TASK DETAILS: Search the data below for the string "Create". Extract every line that contains it.

INFORMATION SHOWN:
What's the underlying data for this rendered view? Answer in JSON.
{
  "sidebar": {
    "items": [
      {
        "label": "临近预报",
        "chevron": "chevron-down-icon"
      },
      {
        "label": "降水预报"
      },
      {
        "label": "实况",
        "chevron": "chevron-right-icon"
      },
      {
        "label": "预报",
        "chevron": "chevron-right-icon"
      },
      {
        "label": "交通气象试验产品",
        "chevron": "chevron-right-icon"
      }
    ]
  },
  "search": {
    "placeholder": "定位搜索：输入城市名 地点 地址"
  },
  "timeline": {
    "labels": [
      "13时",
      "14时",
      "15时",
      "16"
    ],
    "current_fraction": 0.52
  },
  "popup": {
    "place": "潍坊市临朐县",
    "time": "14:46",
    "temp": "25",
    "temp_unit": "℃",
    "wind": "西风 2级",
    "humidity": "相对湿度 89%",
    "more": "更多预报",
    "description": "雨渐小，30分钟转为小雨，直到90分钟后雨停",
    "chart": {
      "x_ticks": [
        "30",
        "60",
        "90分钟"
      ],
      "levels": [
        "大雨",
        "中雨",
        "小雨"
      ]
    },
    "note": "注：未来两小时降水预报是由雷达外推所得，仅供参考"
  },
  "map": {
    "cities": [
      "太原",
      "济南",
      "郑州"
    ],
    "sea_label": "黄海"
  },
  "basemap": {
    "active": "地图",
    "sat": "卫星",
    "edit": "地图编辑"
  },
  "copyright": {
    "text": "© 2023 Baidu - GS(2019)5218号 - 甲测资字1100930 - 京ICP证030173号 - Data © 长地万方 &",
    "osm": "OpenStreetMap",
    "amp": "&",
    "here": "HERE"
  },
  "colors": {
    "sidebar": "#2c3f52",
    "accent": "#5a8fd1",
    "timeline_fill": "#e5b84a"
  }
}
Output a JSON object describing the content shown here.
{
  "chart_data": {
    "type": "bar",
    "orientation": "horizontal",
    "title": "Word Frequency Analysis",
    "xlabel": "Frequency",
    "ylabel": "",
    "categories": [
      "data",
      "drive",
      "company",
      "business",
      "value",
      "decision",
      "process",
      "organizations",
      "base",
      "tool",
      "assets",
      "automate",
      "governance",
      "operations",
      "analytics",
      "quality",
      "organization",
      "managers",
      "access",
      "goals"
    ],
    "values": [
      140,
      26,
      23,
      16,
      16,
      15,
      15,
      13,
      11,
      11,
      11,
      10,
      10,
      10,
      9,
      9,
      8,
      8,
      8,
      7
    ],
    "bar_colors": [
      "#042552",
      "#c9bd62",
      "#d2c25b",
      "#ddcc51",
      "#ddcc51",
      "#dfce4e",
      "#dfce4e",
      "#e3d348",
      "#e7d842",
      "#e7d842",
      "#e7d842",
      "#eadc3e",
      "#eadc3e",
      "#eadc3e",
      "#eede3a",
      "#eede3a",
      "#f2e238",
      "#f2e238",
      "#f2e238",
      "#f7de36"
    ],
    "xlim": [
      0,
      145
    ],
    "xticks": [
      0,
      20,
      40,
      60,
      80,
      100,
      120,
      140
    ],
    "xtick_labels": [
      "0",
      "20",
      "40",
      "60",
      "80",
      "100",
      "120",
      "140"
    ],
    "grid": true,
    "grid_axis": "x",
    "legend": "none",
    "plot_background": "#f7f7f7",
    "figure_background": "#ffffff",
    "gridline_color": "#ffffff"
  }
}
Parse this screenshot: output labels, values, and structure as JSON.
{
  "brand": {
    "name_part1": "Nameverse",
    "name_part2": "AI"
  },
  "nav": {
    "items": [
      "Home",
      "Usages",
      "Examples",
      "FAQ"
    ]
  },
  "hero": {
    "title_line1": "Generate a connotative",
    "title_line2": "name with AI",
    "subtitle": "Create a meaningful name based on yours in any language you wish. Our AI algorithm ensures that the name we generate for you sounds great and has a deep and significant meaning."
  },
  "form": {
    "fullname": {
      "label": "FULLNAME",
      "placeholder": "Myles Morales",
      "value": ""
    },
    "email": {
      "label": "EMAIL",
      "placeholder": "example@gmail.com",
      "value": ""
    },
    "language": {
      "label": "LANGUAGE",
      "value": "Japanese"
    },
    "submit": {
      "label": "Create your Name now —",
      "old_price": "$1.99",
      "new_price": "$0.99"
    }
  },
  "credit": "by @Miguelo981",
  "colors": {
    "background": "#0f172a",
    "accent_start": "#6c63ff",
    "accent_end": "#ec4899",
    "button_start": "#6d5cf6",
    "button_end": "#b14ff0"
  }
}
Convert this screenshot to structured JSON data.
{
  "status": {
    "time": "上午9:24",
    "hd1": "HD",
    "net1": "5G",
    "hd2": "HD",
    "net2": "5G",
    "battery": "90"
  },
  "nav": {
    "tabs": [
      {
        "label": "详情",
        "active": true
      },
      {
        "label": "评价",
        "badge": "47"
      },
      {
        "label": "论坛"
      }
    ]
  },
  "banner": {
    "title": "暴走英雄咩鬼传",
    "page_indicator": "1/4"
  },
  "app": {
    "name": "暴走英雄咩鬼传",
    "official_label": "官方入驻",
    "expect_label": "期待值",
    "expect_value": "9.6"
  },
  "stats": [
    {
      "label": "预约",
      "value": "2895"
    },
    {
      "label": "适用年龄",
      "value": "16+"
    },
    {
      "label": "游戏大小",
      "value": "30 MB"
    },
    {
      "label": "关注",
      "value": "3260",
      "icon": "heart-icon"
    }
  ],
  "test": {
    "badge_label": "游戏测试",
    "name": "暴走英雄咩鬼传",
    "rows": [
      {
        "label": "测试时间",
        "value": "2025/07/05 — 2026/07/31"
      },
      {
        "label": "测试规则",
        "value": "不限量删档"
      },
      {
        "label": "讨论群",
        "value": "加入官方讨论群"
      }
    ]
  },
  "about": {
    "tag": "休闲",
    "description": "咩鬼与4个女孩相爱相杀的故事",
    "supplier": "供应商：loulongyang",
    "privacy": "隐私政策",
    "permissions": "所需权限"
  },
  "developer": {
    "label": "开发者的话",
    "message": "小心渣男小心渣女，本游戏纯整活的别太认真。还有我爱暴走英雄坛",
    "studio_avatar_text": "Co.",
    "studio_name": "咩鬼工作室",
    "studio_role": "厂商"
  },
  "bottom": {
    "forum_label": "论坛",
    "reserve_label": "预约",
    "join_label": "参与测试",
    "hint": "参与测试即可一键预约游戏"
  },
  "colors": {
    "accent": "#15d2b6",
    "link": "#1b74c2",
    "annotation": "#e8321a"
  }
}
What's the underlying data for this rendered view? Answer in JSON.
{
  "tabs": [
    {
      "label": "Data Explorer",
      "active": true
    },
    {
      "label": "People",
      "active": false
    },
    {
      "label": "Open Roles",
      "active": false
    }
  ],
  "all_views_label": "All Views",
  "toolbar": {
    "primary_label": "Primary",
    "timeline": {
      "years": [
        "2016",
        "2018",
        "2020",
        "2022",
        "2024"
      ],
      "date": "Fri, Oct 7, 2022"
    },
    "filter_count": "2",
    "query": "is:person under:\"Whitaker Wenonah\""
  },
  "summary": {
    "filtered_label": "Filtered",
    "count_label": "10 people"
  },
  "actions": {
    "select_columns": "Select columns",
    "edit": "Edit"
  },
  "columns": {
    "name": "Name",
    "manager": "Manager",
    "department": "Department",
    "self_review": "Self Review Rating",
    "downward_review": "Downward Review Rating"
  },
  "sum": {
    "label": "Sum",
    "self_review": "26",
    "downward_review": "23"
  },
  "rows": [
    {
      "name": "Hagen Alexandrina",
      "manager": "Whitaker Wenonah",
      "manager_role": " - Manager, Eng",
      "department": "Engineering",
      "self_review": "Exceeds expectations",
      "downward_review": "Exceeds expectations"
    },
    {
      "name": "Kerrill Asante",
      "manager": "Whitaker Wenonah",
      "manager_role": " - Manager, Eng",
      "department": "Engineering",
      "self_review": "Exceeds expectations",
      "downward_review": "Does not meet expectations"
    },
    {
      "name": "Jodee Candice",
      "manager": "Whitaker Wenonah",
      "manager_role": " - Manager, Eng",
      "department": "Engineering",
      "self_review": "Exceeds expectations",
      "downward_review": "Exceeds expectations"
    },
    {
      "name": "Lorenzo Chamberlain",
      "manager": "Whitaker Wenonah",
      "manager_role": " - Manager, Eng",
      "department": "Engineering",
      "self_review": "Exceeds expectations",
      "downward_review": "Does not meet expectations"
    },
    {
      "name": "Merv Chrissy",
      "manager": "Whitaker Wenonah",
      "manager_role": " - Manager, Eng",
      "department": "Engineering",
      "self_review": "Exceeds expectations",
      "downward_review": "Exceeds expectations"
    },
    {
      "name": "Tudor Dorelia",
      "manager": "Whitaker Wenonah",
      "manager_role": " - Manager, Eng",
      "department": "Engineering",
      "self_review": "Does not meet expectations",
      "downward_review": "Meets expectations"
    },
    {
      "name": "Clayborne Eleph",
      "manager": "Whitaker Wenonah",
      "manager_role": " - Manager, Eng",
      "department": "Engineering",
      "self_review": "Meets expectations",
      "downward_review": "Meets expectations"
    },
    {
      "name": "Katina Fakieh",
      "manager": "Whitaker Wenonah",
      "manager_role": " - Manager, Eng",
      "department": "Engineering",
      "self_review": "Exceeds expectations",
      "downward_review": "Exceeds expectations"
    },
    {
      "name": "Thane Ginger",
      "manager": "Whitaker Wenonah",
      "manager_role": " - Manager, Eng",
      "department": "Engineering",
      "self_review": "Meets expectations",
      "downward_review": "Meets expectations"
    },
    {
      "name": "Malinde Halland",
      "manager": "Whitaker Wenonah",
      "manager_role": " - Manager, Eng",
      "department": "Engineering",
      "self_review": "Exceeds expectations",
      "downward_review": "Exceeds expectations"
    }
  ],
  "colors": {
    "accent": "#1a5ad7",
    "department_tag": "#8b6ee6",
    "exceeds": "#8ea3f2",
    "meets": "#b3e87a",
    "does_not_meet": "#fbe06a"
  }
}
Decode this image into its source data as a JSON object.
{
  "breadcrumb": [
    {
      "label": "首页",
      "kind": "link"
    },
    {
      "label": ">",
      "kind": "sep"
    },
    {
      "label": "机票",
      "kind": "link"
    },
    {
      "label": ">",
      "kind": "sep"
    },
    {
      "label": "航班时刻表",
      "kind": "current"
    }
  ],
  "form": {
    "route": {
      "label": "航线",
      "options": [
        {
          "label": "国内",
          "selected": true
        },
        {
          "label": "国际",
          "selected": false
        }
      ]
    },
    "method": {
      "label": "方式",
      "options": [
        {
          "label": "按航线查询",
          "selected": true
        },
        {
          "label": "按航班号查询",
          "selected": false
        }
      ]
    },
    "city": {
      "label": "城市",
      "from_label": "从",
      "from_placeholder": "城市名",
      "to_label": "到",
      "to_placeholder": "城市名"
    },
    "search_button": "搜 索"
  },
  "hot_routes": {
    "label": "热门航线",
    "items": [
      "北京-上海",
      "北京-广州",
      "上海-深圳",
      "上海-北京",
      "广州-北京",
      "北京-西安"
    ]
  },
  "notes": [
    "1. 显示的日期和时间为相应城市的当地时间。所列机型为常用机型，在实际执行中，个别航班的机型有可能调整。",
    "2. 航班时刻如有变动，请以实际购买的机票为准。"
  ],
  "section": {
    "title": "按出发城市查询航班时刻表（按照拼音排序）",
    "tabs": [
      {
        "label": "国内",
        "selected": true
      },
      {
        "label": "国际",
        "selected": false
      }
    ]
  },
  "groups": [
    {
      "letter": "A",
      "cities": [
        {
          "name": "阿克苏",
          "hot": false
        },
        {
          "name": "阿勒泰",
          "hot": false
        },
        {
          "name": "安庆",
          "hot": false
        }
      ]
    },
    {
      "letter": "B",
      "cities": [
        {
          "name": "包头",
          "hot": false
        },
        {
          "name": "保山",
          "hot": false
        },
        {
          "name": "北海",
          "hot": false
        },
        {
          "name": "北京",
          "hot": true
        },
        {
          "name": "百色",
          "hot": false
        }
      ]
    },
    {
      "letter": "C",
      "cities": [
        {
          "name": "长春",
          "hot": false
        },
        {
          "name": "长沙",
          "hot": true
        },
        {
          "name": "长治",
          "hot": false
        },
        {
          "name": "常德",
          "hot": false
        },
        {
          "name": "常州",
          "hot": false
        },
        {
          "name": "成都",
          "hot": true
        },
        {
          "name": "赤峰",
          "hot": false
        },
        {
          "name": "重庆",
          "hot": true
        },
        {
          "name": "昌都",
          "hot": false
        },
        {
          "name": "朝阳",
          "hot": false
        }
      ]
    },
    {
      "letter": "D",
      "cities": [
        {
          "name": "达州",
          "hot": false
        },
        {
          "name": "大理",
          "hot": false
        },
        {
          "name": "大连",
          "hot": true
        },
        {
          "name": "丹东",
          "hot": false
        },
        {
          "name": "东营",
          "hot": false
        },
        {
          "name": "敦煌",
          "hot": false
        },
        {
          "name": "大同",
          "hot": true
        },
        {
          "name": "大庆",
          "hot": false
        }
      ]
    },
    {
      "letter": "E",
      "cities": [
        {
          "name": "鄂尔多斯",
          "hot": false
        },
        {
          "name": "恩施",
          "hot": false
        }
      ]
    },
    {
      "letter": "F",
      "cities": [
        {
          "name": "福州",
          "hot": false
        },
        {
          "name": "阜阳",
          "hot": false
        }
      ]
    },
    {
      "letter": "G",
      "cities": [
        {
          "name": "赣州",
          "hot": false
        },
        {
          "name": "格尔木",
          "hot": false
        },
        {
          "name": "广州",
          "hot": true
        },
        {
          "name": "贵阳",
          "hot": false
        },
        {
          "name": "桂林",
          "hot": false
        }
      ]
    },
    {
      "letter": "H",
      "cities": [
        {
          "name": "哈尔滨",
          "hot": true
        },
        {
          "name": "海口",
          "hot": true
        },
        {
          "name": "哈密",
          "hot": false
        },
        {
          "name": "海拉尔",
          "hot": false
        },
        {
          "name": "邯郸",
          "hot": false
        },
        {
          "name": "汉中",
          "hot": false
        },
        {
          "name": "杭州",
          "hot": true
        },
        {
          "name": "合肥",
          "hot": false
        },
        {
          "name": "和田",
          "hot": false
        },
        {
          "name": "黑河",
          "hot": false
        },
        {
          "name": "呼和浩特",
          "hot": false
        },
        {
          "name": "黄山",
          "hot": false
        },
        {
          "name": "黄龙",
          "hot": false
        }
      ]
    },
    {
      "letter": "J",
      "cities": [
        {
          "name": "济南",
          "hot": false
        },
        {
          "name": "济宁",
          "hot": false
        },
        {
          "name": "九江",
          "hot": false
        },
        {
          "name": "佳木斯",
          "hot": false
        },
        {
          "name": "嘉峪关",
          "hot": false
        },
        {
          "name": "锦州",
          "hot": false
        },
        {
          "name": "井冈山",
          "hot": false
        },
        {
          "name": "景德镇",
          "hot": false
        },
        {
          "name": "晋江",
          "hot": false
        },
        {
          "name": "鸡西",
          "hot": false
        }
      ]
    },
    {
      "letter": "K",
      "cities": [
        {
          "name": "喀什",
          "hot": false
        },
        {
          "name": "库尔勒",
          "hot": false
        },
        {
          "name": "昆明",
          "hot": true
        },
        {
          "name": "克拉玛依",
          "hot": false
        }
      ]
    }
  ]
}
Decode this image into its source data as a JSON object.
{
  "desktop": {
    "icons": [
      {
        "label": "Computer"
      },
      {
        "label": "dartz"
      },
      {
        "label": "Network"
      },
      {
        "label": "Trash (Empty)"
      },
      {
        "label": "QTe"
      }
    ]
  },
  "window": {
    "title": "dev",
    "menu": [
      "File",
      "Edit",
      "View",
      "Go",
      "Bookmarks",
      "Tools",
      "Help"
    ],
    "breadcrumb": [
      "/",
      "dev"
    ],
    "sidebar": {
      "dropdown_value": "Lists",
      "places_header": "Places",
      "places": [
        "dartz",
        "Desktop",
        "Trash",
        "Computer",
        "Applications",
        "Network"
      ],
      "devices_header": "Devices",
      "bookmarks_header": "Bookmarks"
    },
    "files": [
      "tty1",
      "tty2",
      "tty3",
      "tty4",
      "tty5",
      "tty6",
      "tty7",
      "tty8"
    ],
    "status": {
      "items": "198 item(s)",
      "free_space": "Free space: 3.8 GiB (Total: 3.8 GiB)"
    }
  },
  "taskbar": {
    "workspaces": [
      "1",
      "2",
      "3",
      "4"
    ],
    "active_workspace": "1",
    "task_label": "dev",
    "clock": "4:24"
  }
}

WRITTEN RESPONSE:
    "subtitle": "Create a meaningful name based on yours in any language you wish. Our AI algorithm ensures that the name we generate for you sounds great and has a deep and significant meaning."
      "label": "Create your Name now —",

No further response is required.